● Goal
Pick out every line of the entries below where "JSON" occurs, and copy those lines.

● Extracted data
————————

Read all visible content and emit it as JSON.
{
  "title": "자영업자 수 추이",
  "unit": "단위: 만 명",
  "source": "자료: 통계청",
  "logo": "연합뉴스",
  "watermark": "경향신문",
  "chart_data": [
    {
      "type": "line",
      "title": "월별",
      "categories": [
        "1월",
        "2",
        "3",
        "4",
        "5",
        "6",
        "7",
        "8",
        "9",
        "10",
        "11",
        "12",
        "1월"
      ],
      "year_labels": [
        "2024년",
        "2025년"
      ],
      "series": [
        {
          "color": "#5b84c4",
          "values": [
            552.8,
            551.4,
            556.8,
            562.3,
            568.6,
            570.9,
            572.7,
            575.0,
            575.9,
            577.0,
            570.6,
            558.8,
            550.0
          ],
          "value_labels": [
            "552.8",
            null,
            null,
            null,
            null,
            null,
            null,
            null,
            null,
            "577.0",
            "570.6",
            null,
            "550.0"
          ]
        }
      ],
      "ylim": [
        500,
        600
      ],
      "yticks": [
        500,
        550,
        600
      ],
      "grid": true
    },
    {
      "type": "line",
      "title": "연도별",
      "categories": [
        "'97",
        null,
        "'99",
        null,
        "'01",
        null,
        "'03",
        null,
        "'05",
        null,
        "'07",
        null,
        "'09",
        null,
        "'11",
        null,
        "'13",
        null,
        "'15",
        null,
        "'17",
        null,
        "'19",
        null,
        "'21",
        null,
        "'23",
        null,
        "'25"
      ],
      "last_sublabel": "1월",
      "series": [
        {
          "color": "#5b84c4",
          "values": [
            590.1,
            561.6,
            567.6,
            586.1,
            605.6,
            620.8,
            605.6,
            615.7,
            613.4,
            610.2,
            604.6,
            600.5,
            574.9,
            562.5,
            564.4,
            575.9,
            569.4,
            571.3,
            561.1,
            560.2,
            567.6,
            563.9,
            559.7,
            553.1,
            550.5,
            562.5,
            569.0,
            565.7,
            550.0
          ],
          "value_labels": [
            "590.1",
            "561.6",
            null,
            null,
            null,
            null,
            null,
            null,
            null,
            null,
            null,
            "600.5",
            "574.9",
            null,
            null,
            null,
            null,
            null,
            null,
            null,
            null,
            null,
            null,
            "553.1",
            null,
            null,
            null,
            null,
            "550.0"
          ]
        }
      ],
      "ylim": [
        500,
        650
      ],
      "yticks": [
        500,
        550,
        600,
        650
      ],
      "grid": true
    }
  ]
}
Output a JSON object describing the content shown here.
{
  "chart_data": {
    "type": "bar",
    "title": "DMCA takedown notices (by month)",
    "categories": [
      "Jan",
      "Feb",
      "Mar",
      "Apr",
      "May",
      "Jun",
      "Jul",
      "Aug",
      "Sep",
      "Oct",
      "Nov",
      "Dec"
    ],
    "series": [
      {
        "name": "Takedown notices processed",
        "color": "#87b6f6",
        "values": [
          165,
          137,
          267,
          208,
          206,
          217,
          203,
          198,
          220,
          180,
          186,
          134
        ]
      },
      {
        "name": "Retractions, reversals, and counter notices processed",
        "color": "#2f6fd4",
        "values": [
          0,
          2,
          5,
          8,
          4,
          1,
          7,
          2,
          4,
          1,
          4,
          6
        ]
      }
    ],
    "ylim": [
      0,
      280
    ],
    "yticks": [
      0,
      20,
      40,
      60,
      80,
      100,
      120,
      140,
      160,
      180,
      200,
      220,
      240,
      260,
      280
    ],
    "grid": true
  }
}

————————

● Solution for this problem
Read all visible content and emit it as JSON.
Output a JSON object describing the content shown here.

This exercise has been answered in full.